MATERIAL SHOWN -
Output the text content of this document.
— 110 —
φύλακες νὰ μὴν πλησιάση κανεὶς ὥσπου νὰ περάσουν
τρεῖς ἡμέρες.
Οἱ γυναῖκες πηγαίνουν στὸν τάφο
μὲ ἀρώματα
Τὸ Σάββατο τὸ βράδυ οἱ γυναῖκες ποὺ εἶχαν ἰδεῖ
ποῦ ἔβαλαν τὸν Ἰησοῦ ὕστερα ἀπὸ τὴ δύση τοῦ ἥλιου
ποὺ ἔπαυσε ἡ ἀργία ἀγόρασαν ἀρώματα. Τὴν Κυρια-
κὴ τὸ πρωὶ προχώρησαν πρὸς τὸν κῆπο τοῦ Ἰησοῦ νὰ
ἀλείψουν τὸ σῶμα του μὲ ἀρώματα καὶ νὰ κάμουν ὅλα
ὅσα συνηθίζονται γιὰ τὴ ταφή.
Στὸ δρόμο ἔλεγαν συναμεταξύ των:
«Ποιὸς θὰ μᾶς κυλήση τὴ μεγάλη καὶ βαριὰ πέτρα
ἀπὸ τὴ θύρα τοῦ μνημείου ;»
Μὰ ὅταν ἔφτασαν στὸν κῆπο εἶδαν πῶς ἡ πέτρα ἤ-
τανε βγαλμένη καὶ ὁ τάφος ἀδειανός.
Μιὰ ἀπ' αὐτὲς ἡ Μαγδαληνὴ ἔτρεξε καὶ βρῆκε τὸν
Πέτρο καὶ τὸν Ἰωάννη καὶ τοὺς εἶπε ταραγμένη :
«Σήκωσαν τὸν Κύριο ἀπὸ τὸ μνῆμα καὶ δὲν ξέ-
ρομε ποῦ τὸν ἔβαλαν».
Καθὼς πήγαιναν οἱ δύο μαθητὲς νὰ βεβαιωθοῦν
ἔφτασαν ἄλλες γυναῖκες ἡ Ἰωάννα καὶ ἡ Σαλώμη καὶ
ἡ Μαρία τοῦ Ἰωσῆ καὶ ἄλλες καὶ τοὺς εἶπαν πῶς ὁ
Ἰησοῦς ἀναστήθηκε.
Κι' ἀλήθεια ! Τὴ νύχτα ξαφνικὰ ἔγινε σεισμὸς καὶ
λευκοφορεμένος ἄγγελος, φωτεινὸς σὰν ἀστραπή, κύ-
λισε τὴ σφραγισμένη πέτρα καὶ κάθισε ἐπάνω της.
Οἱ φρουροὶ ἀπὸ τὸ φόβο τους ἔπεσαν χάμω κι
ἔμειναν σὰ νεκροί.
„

PROBLEM TO WORK ON - Pick every line with "κῆπο" in it and copy it.

COMPLETE OUTPUT -
κὴ τὸ πρωὶ προχώρησαν πρὸς τὸν κῆπο τοῦ Ἰησοῦ νὰ
Μὰ ὅταν ἔφτασαν στὸν κῆπο εἶδαν πῶς ἡ πέτρα ἤ-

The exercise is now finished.